§ **Exercise description**
Lines containing the word "this" are to be located and copied.

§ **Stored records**
_ _ _

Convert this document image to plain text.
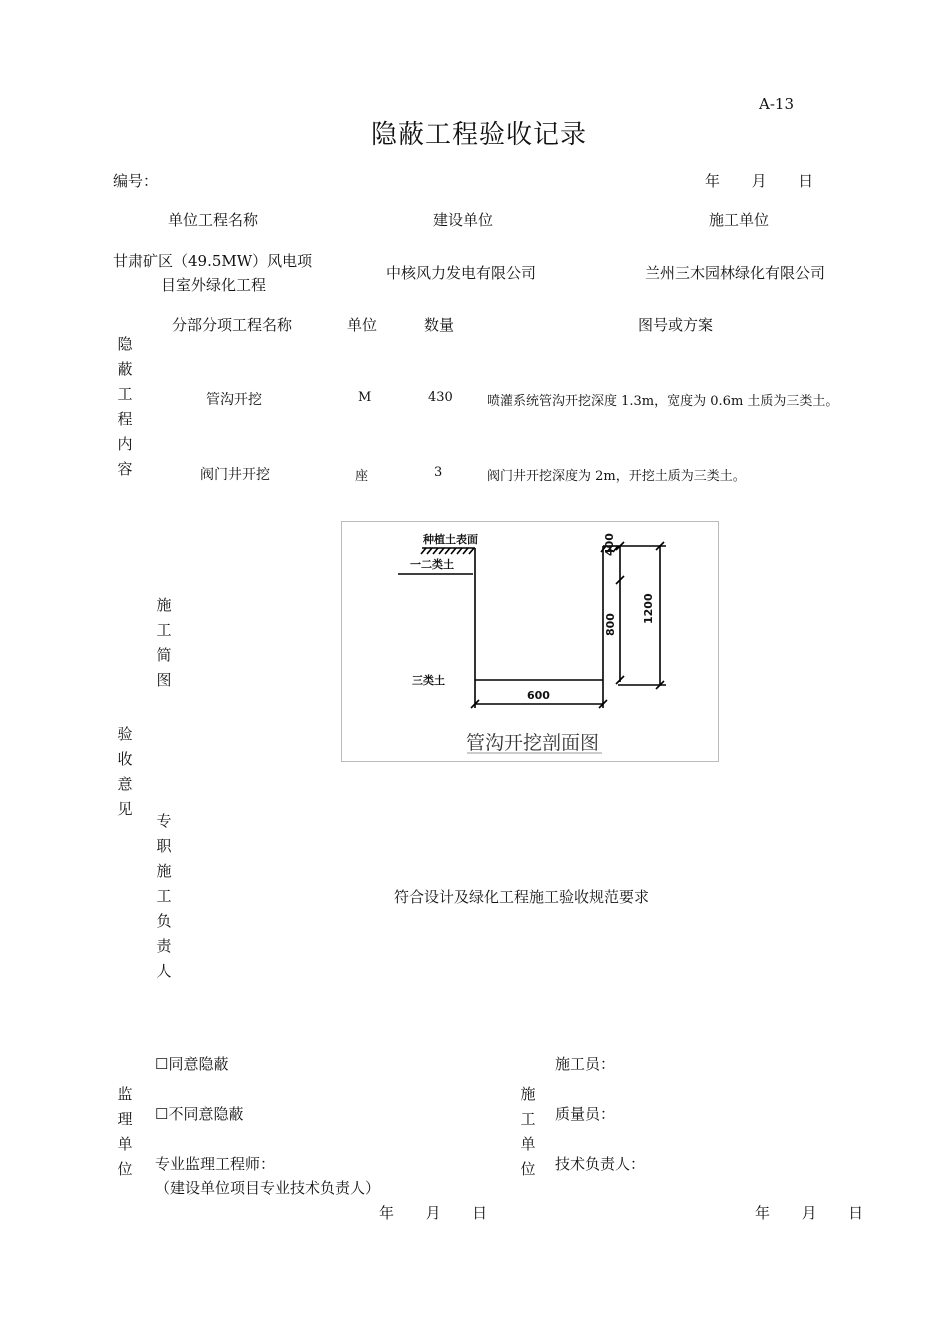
A-13
隐蔽工程验收记录
编号：	年 月 日
单位工程名称	建设单位	施工单位
甘肃矿区（49.5MW）风电项
目室外绿化工程
中核风力发电有限公司	兰州三木园林绿化有限公司
分部分项工程名称	单位	数量	图号或方案
隐
蔽
工
程
内
容
管沟开挖	M	430	喷灌系统管沟开挖深度 1.3m，宽度为 0.6m 土质为三类土。
阀门井开挖	座	3	阀门井开挖深度为 2m，开挖土质为三类土。
施
工
简
图
验
收
意
见
种植土表面
一二类土
三类土
600
400
800
1200
管沟开挖剖面图
专
职
施
工
负
责
人
符合设计及绿化工程施工验收规范要求
☐同意隐蔽
☐不同意隐蔽
专业监理工程师：
（建设单位项目专业技术负责人）
监
理
单
位
年 月 日
施
工
单
位
施工员：
质量员：
技术负责人：
年 月 日
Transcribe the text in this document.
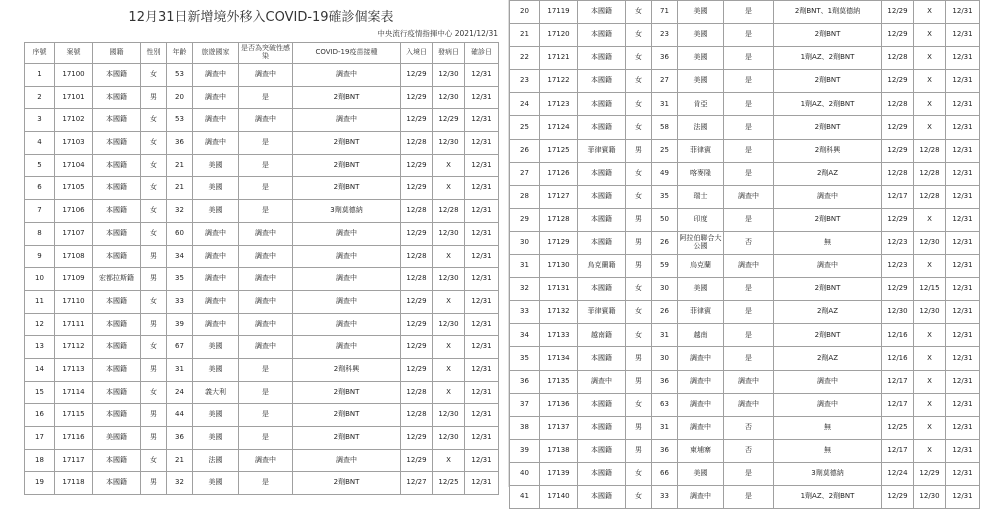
12月31日新增境外移入COVID-19確診個案表
中央流行疫情指揮中心 2021/12/31
序號	案號	國籍	性別	年齡	旅遊國家	是否為突破性感染	COVID-19疫苗接種	入境日	發病日	確診日
1	17100	本國籍	女	53	調查中	調查中	調查中	12/29	12/30	12/31
2	17101	本國籍	男	20	調查中	是	2劑BNT	12/29	12/30	12/31
3	17102	本國籍	女	53	調查中	調查中	調查中	12/29	12/29	12/31
4	17103	本國籍	女	36	調查中	是	2劑BNT	12/28	12/30	12/31
5	17104	本國籍	女	21	美國	是	2劑BNT	12/29	X	12/31
6	17105	本國籍	女	21	美國	是	2劑BNT	12/29	X	12/31
7	17106	本國籍	女	32	美國	是	3劑莫德納	12/28	12/28	12/31
8	17107	本國籍	女	60	調查中	調查中	調查中	12/29	12/30	12/31
9	17108	本國籍	男	34	調查中	調查中	調查中	12/28	X	12/31
10	17109	宏都拉斯籍	男	35	調查中	調查中	調查中	12/28	12/30	12/31
11	17110	本國籍	女	33	調查中	調查中	調查中	12/29	X	12/31
12	17111	本國籍	男	39	調查中	調查中	調查中	12/29	12/30	12/31
13	17112	本國籍	女	67	美國	調查中	調查中	12/29	X	12/31
14	17113	本國籍	男	31	美國	是	2劑科興	12/29	X	12/31
15	17114	本國籍	女	24	義大利	是	2劑BNT	12/28	X	12/31
16	17115	本國籍	男	44	美國	是	2劑BNT	12/28	12/30	12/31
17	17116	美國籍	男	36	美國	是	2劑BNT	12/29	12/30	12/31
18	17117	本國籍	女	21	法國	調查中	調查中	12/29	X	12/31
19	17118	本國籍	男	32	美國	是	2劑BNT	12/27	12/25	12/31
20	17119	本國籍	女	71	美國	是	2劑BNT、1劑莫德納	12/29	X	12/31
21	17120	本國籍	女	23	美國	是	2劑BNT	12/29	X	12/31
22	17121	本國籍	女	36	美國	是	1劑AZ、2劑BNT	12/28	X	12/31
23	17122	本國籍	女	27	美國	是	2劑BNT	12/29	X	12/31
24	17123	本國籍	女	31	肯亞	是	1劑AZ、2劑BNT	12/28	X	12/31
25	17124	本國籍	女	58	法國	是	2劑BNT	12/29	X	12/31
26	17125	菲律賓籍	男	25	菲律賓	是	2劑科興	12/29	12/28	12/31
27	17126	本國籍	女	49	喀麥隆	是	2劑AZ	12/28	12/28	12/31
28	17127	本國籍	女	35	瑞士	調查中	調查中	12/17	12/28	12/31
29	17128	本國籍	男	50	印度	是	2劑BNT	12/29	X	12/31
30	17129	本國籍	男	26	阿拉伯聯合大公國	否	無	12/23	12/30	12/31
31	17130	烏克蘭籍	男	59	烏克蘭	調查中	調查中	12/23	X	12/31
32	17131	本國籍	女	30	美國	是	2劑BNT	12/29	12/15	12/31
33	17132	菲律賓籍	女	26	菲律賓	是	2劑AZ	12/30	12/30	12/31
34	17133	越南籍	女	31	越南	是	2劑BNT	12/16	X	12/31
35	17134	本國籍	男	30	調查中	是	2劑AZ	12/16	X	12/31
36	17135	調查中	男	36	調查中	調查中	調查中	12/17	X	12/31
37	17136	本國籍	女	63	調查中	調查中	調查中	12/17	X	12/31
38	17137	本國籍	男	31	調查中	否	無	12/25	X	12/31
39	17138	本國籍	男	36	柬埔寨	否	無	12/17	X	12/31
40	17139	本國籍	女	66	美國	是	3劑莫德納	12/24	12/29	12/31
41	17140	本國籍	女	33	調查中	是	1劑AZ、2劑BNT	12/29	12/30	12/31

_ _ _

§ **Task solution**
Convert this document image to plain text.
Transcribe the text in this document.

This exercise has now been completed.